AIM OF THE EXERCISE: Reproduce the records below exactly, leaving out any pictures.
# START OF DATA EXTRACT
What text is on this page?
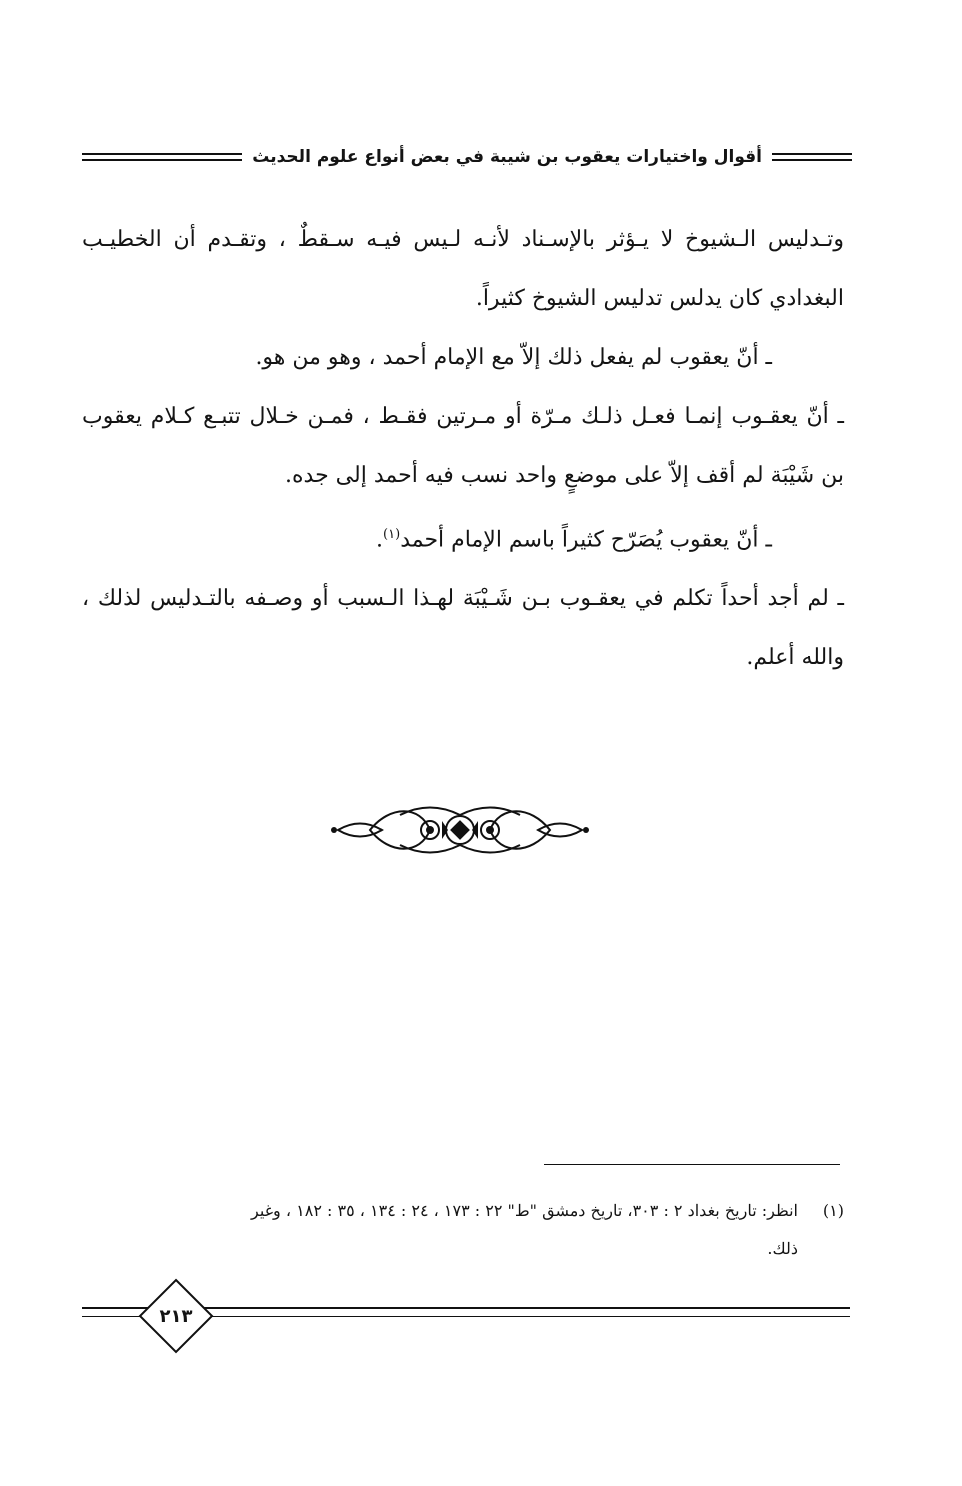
أقوال واختيارات يعقوب بن شيبة في بعض أنواع علوم الحديث

وتـدليس الـشيوخ لا يـؤثر بالإسـناد لأنـه لـيس فيـه سـقطٌ ، وتقـدم أن الخطيـب البغدادي كان يدلس تدليس الشيوخ كثيراً.

ـ أنّ يعقوب لم يفعل ذلك إلاّ مع الإمام أحمد ، وهو من هو.

ـ أنّ يعقـوب إنمـا فعـل ذلـك مـرّة أو مـرتين فقـط ، فمـن خـلال تتبـع كـلام يعقوب بن شَيْبَة لم أقف إلاّ على موضعٍ واحد نسب فيه أحمد إلى جده.

ـ أنّ يعقوب يُصَرّح كثيراً باسم الإمام أحمد$^{(١)}$.

ـ لم أجد أحداً تكلم في يعقـوب بـن شَـيْبَة لهـذا الـسبب أو وصـفه بالتـدليس لذلك ، والله أعلم.

(١)انظر: تاريخ بغداد ٢ : ٣٠٣، تاريخ دمشق "ط" ٢٢ : ١٧٣ ، ٢٤ : ١٣٤ ، ٣٥ : ١٨٢ ، وغير
ذلك.
٢١٣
# END OF DATA EXTRACT
FINAL ANSWER:
What text is on this page?
أقوال واختيارات يعقوب بن شيبة في بعض أنواع علوم الحديث

وتـدليس الـشيوخ لا يـؤثر بالإسـناد لأنـه لـيس فيـه سـقطٌ ، وتقـدم أن الخطيـب البغدادي كان يدلس تدليس الشيوخ كثيراً.

ـ أنّ يعقوب لم يفعل ذلك إلاّ مع الإمام أحمد ، وهو من هو.

ـ أنّ يعقـوب إنمـا فعـل ذلـك مـرّة أو مـرتين فقـط ، فمـن خـلال تتبـع كـلام يعقوب بن شَيْبَة لم أقف إلاّ على موضعٍ واحد نسب فيه أحمد إلى جده.

ـ أنّ يعقوب يُصَرّح كثيراً باسم الإمام أحمد$^{(١)}$.

ـ لم أجد أحداً تكلم في يعقـوب بـن شَـيْبَة لهـذا الـسبب أو وصـفه بالتـدليس لذلك ، والله أعلم.

(١)انظر: تاريخ بغداد ٢ : ٣٠٣، تاريخ دمشق "ط" ٢٢ : ١٧٣ ، ٢٤ : ١٣٤ ، ٣٥ : ١٨٢ ، وغير
ذلك.
٢١٣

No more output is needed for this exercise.